● Stored entries:
_ _ _ _

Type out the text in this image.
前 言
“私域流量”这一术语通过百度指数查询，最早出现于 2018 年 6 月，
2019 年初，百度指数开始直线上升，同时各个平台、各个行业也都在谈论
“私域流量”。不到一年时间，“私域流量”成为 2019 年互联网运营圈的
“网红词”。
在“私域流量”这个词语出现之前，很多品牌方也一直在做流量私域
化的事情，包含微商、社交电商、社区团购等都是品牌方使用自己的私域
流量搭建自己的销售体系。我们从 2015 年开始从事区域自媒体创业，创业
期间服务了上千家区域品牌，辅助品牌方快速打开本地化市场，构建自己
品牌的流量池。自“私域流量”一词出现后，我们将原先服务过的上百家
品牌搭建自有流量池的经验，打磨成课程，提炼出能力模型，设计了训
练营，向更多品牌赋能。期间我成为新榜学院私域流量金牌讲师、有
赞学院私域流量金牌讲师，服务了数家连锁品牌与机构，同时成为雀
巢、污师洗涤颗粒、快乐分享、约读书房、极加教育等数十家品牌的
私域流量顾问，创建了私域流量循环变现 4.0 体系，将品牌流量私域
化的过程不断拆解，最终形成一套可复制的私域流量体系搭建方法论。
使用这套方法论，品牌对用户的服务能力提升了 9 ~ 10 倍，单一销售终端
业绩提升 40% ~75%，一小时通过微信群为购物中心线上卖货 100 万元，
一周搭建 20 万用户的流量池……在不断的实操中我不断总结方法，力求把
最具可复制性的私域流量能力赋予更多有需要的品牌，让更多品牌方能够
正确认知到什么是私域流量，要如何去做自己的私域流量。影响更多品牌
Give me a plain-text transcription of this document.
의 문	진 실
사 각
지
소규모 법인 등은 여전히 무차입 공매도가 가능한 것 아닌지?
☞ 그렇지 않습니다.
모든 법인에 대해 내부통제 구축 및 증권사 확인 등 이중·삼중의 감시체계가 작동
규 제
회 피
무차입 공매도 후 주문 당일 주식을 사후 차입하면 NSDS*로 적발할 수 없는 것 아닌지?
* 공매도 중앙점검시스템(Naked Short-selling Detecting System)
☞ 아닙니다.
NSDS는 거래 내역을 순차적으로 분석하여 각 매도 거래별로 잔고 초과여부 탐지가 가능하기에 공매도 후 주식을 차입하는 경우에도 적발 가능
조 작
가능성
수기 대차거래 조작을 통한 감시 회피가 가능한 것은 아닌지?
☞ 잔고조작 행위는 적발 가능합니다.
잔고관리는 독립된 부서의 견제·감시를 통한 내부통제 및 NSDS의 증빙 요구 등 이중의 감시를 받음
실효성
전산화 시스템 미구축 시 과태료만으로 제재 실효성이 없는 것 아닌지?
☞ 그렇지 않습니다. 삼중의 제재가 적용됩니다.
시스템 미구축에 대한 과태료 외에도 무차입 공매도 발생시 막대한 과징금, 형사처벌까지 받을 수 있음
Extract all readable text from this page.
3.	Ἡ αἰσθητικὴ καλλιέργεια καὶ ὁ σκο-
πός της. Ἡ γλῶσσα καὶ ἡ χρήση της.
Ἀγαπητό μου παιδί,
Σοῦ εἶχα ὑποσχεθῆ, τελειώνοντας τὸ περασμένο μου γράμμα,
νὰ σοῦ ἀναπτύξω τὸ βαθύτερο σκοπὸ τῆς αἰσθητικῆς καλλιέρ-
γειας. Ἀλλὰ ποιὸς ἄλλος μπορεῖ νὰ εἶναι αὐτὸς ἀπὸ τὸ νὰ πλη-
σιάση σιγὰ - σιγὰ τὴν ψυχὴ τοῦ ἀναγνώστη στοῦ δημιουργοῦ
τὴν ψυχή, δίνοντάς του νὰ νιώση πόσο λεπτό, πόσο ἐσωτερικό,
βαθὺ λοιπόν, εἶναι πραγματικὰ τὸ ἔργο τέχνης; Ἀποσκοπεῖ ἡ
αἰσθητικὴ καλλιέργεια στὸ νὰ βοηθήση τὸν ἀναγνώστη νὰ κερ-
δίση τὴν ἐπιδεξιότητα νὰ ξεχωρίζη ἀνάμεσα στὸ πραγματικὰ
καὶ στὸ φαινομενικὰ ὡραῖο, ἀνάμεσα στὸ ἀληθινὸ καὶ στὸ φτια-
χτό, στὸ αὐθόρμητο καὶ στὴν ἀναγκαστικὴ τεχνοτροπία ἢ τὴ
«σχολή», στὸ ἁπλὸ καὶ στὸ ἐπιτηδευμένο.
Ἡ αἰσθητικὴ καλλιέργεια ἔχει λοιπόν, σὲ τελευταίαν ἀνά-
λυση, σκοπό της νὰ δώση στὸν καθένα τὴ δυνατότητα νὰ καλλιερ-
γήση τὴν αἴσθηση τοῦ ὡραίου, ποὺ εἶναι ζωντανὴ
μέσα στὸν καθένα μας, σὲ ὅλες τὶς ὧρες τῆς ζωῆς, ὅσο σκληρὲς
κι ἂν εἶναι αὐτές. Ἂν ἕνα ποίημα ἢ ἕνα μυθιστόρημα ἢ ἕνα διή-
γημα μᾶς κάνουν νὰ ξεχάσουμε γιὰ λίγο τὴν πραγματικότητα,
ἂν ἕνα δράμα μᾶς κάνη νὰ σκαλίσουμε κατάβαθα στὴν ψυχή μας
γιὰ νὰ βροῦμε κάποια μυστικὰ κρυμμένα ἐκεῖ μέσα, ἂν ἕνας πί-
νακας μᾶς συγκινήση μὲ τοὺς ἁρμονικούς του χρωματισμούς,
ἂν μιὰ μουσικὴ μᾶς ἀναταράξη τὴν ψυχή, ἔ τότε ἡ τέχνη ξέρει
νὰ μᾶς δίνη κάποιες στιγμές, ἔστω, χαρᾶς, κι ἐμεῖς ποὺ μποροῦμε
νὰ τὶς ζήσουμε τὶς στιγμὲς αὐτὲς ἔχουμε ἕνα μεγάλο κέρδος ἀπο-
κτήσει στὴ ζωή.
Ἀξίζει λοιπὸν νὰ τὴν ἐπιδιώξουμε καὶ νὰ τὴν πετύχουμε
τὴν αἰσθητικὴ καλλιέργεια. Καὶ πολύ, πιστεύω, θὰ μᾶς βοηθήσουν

_ _ _ _

● TASK DIRECTIONS:
Please output every record, keeping each line exact.

● CORRECT ANSWER:
Type out the text in this image.
前 言
“私域流量”这一术语通过百度指数查询，最早出现于 2018 年 6 月，
2019 年初，百度指数开始直线上升，同时各个平台、各个行业也都在谈论
“私域流量”。不到一年时间，“私域流量”成为 2019 年互联网运营圈的
“网红词”。
在“私域流量”这个词语出现之前，很多品牌方也一直在做流量私域
化的事情，包含微商、社交电商、社区团购等都是品牌方使用自己的私域
流量搭建自己的销售体系。我们从 2015 年开始从事区域自媒体创业，创业
期间服务了上千家区域品牌，辅助品牌方快速打开本地化市场，构建自己
品牌的流量池。自“私域流量”一词出现后，我们将原先服务过的上百家
品牌搭建自有流量池的经验，打磨成课程，提炼出能力模型，设计了训
练营，向更多品牌赋能。期间我成为新榜学院私域流量金牌讲师、有
赞学院私域流量金牌讲师，服务了数家连锁品牌与机构，同时成为雀
巢、污师洗涤颗粒、快乐分享、约读书房、极加教育等数十家品牌的
私域流量顾问，创建了私域流量循环变现 4.0 体系，将品牌流量私域
化的过程不断拆解，最终形成一套可复制的私域流量体系搭建方法论。
使用这套方法论，品牌对用户的服务能力提升了 9 ~ 10 倍，单一销售终端
业绩提升 40% ~75%，一小时通过微信群为购物中心线上卖货 100 万元，
一周搭建 20 万用户的流量池……在不断的实操中我不断总结方法，力求把
最具可复制性的私域流量能力赋予更多有需要的品牌，让更多品牌方能够
正确认知到什么是私域流量，要如何去做自己的私域流量。影响更多品牌
Give me a plain-text transcription of this document.
의 문	진 실
사 각
지
소규모 법인 등은 여전히 무차입 공매도가 가능한 것 아닌지?
☞ 그렇지 않습니다.
모든 법인에 대해 내부통제 구축 및 증권사 확인 등 이중·삼중의 감시체계가 작동
규 제
회 피
무차입 공매도 후 주문 당일 주식을 사후 차입하면 NSDS*로 적발할 수 없는 것 아닌지?
* 공매도 중앙점검시스템(Naked Short-selling Detecting System)
☞ 아닙니다.
NSDS는 거래 내역을 순차적으로 분석하여 각 매도 거래별로 잔고 초과여부 탐지가 가능하기에 공매도 후 주식을 차입하는 경우에도 적발 가능
조 작
가능성
수기 대차거래 조작을 통한 감시 회피가 가능한 것은 아닌지?
☞ 잔고조작 행위는 적발 가능합니다.
잔고관리는 독립된 부서의 견제·감시를 통한 내부통제 및 NSDS의 증빙 요구 등 이중의 감시를 받음
실효성
전산화 시스템 미구축 시 과태료만으로 제재 실효성이 없는 것 아닌지?
☞ 그렇지 않습니다. 삼중의 제재가 적용됩니다.
시스템 미구축에 대한 과태료 외에도 무차입 공매도 발생시 막대한 과징금, 형사처벌까지 받을 수 있음
Extract all readable text from this page.
3.	Ἡ αἰσθητικὴ καλλιέργεια καὶ ὁ σκο-
πός της. Ἡ γλῶσσα καὶ ἡ χρήση της.
Ἀγαπητό μου παιδί,
Σοῦ εἶχα ὑποσχεθῆ, τελειώνοντας τὸ περασμένο μου γράμμα,
νὰ σοῦ ἀναπτύξω τὸ βαθύτερο σκοπὸ τῆς αἰσθητικῆς καλλιέρ-
γειας. Ἀλλὰ ποιὸς ἄλλος μπορεῖ νὰ εἶναι αὐτὸς ἀπὸ τὸ νὰ πλη-
σιάση σιγὰ - σιγὰ τὴν ψυχὴ τοῦ ἀναγνώστη στοῦ δημιουργοῦ
τὴν ψυχή, δίνοντάς του νὰ νιώση πόσο λεπτό, πόσο ἐσωτερικό,
βαθὺ λοιπόν, εἶναι πραγματικὰ τὸ ἔργο τέχνης; Ἀποσκοπεῖ ἡ
αἰσθητικὴ καλλιέργεια στὸ νὰ βοηθήση τὸν ἀναγνώστη νὰ κερ-
δίση τὴν ἐπιδεξιότητα νὰ ξεχωρίζη ἀνάμεσα στὸ πραγματικὰ
καὶ στὸ φαινομενικὰ ὡραῖο, ἀνάμεσα στὸ ἀληθινὸ καὶ στὸ φτια-
χτό, στὸ αὐθόρμητο καὶ στὴν ἀναγκαστικὴ τεχνοτροπία ἢ τὴ
«σχολή», στὸ ἁπλὸ καὶ στὸ ἐπιτηδευμένο.
Ἡ αἰσθητικὴ καλλιέργεια ἔχει λοιπόν, σὲ τελευταίαν ἀνά-
λυση, σκοπό της νὰ δώση στὸν καθένα τὴ δυνατότητα νὰ καλλιερ-
γήση τὴν αἴσθηση τοῦ ὡραίου, ποὺ εἶναι ζωντανὴ
μέσα στὸν καθένα μας, σὲ ὅλες τὶς ὧρες τῆς ζωῆς, ὅσο σκληρὲς
κι ἂν εἶναι αὐτές. Ἂν ἕνα ποίημα ἢ ἕνα μυθιστόρημα ἢ ἕνα διή-
γημα μᾶς κάνουν νὰ ξεχάσουμε γιὰ λίγο τὴν πραγματικότητα,
ἂν ἕνα δράμα μᾶς κάνη νὰ σκαλίσουμε κατάβαθα στὴν ψυχή μας
γιὰ νὰ βροῦμε κάποια μυστικὰ κρυμμένα ἐκεῖ μέσα, ἂν ἕνας πί-
νακας μᾶς συγκινήση μὲ τοὺς ἁρμονικούς του χρωματισμούς,
ἂν μιὰ μουσικὴ μᾶς ἀναταράξη τὴν ψυχή, ἔ τότε ἡ τέχνη ξέρει
νὰ μᾶς δίνη κάποιες στιγμές, ἔστω, χαρᾶς, κι ἐμεῖς ποὺ μποροῦμε
νὰ τὶς ζήσουμε τὶς στιγμὲς αὐτὲς ἔχουμε ἕνα μεγάλο κέρδος ἀπο-
κτήσει στὴ ζωή.
Ἀξίζει λοιπὸν νὰ τὴν ἐπιδιώξουμε καὶ νὰ τὴν πετύχουμε
τὴν αἰσθητικὴ καλλιέργεια. Καὶ πολύ, πιστεύω, θὰ μᾶς βοηθήσουν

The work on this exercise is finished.